- **Your task**
Scan the entries below and report only how many lines contain "wird".

- **Stored records**
=-=-=-=-=

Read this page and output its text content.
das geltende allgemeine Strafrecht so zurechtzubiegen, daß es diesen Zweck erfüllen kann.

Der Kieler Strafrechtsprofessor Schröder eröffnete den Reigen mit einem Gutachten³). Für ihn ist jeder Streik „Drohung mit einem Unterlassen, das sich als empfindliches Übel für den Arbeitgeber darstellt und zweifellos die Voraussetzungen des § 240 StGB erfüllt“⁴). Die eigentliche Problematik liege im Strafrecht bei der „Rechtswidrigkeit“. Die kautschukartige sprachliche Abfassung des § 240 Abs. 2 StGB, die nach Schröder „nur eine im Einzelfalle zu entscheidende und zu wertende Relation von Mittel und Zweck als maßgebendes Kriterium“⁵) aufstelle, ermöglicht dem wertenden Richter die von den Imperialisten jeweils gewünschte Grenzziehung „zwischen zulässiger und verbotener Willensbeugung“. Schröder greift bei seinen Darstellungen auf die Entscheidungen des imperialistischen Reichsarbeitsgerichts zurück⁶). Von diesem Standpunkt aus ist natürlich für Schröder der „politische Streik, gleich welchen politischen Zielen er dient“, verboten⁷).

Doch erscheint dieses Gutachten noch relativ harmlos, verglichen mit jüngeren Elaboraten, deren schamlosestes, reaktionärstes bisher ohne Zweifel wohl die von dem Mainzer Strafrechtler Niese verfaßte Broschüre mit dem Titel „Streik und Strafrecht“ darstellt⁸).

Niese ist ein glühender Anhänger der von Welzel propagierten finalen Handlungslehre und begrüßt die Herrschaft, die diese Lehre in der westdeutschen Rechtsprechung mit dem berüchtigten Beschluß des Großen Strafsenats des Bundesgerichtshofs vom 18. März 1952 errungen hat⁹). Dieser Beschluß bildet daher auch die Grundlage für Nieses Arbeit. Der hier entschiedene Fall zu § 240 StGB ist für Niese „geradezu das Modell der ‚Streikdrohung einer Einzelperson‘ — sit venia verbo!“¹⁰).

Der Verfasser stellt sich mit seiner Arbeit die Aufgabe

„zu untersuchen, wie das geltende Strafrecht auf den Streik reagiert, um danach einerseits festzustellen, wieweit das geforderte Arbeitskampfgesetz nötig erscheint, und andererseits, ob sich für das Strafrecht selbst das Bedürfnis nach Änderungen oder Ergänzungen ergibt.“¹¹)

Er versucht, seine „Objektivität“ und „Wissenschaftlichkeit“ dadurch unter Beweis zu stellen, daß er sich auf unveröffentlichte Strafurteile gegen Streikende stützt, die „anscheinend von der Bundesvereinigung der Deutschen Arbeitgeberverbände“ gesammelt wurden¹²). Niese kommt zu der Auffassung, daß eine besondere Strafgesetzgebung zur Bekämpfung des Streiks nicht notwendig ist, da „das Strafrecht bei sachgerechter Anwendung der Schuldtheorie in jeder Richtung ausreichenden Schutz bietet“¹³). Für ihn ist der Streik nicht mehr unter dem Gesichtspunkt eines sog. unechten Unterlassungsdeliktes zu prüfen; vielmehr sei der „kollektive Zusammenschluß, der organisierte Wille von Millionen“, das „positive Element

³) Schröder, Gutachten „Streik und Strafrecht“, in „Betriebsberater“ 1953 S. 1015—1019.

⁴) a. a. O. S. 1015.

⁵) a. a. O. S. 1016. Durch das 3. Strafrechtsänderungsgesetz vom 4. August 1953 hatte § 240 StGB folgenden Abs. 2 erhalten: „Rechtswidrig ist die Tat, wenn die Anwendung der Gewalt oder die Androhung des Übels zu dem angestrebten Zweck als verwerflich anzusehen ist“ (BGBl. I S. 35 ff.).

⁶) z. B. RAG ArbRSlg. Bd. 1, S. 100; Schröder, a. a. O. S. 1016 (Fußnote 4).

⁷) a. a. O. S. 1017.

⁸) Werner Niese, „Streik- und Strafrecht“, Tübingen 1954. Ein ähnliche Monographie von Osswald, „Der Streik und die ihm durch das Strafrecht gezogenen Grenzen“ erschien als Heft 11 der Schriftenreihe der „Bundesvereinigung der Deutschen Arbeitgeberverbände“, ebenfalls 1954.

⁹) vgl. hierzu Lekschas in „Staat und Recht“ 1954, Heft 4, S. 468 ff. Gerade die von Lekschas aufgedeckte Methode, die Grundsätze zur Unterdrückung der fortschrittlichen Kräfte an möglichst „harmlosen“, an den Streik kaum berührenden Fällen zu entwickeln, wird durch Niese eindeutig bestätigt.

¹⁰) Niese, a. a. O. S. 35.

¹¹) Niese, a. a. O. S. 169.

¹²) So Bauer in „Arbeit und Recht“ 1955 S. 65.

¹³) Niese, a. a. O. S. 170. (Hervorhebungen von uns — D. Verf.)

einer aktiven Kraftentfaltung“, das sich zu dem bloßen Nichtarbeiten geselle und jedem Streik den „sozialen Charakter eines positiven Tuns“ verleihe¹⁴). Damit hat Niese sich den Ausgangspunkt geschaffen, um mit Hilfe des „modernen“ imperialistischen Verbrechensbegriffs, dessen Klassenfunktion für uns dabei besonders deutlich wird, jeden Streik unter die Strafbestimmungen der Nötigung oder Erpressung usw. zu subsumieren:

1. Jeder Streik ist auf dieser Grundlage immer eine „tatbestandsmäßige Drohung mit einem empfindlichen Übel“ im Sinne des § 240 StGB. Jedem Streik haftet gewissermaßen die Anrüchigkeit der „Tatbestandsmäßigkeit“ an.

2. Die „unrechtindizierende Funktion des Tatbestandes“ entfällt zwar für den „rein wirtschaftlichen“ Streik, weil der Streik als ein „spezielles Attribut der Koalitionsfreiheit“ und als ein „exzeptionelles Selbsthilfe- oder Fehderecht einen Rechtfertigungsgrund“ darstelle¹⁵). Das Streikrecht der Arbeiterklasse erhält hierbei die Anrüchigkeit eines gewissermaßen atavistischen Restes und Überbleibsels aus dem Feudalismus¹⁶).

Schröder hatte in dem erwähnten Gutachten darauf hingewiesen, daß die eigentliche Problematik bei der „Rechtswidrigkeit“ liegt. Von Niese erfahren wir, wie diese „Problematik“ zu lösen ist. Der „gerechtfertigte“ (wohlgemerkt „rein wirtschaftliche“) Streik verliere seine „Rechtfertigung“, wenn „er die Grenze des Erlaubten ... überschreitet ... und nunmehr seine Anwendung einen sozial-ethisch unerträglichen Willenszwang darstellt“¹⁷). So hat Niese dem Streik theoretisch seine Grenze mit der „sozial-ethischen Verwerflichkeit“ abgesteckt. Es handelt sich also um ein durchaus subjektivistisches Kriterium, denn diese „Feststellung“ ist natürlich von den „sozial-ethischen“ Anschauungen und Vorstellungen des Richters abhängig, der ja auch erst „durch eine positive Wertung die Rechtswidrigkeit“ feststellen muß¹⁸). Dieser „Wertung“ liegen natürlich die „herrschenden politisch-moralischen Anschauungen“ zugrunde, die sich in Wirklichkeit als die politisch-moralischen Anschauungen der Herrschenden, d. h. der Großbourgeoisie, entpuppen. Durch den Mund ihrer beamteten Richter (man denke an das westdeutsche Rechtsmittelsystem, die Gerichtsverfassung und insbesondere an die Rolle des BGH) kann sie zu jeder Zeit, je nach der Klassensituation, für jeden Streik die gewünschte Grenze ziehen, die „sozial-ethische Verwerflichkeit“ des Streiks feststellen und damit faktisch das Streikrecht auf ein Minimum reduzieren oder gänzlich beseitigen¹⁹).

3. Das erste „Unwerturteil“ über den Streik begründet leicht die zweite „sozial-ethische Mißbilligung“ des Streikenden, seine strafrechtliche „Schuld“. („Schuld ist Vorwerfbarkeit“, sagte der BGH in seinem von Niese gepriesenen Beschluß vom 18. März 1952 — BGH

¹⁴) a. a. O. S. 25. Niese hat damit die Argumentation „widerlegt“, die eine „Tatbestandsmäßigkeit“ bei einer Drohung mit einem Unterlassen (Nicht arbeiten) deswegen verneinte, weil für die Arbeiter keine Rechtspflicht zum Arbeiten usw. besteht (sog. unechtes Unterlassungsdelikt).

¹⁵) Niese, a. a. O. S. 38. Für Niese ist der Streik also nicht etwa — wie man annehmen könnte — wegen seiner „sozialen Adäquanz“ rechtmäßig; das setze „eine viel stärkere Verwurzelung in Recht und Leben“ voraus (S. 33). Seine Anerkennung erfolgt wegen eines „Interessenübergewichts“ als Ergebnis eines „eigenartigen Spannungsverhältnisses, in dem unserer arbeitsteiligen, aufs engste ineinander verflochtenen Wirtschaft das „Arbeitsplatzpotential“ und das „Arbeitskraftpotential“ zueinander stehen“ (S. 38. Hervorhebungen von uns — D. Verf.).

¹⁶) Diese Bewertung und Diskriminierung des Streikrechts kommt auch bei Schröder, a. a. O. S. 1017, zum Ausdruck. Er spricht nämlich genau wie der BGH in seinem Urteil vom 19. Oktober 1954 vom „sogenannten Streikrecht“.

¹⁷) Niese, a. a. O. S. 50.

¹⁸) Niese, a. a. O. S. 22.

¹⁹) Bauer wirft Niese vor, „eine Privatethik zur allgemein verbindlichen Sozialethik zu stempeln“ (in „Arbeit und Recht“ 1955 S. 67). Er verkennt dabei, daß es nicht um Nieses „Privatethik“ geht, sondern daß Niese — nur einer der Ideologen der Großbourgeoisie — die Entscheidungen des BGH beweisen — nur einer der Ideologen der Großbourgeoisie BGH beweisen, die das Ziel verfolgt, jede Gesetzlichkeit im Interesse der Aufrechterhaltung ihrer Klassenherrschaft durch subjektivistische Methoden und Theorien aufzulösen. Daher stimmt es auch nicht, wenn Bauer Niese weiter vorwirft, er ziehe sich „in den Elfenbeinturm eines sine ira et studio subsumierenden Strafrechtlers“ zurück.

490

=-=-=-=-=

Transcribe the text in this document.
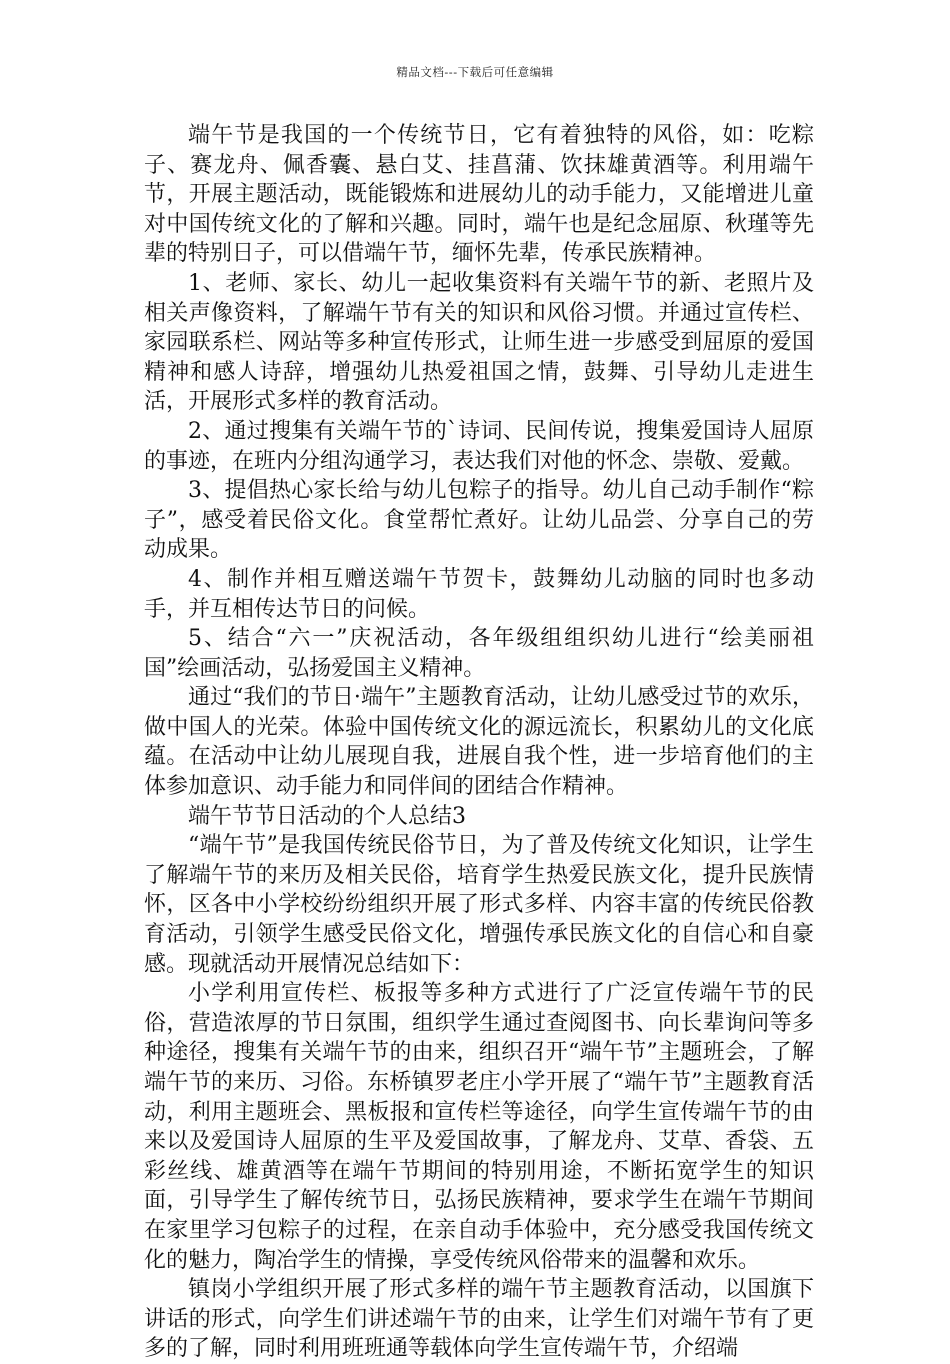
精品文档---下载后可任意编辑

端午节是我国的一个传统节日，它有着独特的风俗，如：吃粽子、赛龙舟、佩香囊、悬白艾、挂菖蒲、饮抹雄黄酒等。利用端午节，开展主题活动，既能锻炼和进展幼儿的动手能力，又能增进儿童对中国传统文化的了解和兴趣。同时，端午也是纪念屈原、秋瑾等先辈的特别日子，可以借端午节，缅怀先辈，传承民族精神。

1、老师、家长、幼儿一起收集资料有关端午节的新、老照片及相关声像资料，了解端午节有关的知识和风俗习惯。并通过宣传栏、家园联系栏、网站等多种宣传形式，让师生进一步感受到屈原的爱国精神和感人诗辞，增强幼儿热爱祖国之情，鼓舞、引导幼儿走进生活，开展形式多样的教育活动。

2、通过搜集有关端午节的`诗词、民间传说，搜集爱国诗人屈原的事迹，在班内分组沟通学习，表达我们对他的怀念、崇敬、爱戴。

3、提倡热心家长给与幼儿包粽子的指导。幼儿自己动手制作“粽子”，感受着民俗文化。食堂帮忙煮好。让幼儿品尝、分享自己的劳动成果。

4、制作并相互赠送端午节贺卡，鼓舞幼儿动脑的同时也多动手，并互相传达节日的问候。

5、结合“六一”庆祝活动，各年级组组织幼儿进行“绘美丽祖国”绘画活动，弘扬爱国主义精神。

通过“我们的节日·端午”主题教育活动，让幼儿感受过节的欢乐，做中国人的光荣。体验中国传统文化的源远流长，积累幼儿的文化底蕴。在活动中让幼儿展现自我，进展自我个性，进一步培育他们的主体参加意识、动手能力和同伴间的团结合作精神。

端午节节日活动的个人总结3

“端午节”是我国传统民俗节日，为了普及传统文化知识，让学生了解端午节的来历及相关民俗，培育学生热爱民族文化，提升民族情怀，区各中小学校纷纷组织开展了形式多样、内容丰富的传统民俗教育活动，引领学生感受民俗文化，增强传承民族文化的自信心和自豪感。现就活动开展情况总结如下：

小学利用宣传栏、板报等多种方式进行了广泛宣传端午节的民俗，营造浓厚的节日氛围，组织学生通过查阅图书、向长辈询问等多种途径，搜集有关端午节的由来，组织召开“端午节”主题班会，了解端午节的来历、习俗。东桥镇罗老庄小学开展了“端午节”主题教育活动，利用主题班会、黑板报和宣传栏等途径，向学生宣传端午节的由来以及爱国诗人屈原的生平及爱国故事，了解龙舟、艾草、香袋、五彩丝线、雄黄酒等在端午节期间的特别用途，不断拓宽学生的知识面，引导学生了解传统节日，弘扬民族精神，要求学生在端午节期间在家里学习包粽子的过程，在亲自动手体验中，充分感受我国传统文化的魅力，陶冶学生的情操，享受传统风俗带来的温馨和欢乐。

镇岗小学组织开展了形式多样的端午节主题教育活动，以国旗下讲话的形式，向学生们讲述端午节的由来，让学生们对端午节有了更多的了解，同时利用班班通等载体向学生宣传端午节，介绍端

=-=-=-=-=

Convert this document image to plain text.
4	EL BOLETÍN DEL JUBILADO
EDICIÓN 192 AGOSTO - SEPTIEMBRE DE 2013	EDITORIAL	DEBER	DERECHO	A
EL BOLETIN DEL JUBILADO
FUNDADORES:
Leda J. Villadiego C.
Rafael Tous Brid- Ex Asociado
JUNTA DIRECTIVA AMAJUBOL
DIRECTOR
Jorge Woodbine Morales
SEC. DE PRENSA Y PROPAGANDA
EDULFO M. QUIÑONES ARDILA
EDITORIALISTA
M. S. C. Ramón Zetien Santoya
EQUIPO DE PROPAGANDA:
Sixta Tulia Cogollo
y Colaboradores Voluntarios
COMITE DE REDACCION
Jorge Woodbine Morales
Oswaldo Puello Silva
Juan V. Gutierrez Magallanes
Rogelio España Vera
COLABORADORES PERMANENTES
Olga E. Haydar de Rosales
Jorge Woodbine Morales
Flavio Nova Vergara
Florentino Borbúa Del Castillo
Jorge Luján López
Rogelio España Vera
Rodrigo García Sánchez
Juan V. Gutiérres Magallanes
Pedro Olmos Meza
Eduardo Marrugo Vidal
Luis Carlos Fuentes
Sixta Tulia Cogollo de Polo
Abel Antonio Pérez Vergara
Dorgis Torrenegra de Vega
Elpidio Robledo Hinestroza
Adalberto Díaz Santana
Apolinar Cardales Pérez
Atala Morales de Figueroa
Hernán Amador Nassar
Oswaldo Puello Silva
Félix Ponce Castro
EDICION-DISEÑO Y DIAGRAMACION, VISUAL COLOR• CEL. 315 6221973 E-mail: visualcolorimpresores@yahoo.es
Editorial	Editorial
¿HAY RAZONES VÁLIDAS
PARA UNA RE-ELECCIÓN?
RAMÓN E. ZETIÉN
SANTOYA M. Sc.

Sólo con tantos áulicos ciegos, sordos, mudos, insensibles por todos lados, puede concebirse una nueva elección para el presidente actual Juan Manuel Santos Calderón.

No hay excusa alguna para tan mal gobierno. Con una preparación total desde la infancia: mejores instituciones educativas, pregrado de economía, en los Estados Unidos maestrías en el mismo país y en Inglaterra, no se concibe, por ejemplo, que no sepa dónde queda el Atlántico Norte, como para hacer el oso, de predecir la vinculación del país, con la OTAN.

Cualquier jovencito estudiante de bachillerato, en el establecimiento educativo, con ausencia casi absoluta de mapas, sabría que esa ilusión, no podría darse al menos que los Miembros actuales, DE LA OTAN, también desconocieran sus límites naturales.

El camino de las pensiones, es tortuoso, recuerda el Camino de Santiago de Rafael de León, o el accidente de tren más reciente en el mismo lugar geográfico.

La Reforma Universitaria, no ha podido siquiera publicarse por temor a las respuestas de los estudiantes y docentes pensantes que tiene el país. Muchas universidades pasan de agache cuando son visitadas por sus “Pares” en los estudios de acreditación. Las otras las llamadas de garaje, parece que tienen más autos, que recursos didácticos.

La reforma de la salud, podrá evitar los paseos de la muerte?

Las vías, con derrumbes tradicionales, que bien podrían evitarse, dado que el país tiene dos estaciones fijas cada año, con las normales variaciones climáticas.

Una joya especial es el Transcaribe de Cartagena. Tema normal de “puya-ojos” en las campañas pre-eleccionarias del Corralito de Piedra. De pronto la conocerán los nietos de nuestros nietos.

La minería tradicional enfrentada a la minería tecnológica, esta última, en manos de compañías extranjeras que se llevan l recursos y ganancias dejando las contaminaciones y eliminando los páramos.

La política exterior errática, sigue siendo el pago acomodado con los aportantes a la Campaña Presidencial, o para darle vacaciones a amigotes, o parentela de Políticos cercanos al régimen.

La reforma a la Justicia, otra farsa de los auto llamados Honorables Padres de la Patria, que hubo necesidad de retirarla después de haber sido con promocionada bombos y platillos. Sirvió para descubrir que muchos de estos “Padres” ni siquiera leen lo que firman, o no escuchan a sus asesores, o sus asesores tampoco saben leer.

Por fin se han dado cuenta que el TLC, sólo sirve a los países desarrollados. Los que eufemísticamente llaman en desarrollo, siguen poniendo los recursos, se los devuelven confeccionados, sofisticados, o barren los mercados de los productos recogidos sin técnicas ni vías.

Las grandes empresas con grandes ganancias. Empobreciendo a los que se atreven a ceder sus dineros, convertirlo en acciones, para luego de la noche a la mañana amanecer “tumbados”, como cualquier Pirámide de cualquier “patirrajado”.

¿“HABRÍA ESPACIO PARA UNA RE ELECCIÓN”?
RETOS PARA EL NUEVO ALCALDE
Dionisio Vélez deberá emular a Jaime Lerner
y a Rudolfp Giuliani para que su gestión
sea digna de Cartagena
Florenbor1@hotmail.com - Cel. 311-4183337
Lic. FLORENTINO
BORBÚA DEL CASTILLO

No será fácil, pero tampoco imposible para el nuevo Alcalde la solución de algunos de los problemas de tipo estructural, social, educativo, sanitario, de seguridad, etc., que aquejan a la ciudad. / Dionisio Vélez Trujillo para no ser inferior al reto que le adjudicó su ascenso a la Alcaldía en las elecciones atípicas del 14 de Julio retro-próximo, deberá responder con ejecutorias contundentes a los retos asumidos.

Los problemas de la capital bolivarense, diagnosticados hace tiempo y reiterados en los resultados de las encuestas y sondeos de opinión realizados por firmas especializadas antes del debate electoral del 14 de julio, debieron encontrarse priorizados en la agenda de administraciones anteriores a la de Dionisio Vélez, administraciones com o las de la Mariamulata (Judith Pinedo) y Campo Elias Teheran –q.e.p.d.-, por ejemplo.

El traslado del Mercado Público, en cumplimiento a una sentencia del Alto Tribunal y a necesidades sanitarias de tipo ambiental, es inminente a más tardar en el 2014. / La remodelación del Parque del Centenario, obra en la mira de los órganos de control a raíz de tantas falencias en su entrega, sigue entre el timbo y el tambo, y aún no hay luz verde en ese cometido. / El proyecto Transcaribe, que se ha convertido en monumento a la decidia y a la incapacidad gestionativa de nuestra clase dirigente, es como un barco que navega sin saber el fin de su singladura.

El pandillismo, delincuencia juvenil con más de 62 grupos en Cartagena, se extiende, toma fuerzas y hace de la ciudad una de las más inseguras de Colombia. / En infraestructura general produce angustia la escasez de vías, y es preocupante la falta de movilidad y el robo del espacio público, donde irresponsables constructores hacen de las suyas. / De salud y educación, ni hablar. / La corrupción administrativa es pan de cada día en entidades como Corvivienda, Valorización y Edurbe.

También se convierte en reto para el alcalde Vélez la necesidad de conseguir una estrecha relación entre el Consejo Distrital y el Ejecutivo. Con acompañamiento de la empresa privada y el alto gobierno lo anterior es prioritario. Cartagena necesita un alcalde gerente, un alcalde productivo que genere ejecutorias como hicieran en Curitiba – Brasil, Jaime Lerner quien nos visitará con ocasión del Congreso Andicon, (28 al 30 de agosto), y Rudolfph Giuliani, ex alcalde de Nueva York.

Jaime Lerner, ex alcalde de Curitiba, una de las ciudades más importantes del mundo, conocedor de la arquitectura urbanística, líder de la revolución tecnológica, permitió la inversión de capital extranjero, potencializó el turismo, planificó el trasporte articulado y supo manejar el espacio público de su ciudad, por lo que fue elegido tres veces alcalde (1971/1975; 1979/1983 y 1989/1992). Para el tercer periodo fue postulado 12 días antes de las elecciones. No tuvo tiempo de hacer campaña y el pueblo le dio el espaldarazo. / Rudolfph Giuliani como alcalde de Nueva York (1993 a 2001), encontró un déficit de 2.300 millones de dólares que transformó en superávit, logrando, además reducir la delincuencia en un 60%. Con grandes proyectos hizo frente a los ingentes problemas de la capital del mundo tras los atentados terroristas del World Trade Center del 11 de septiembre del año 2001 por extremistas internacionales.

=-=-=-=-=

- **Output for this task**
2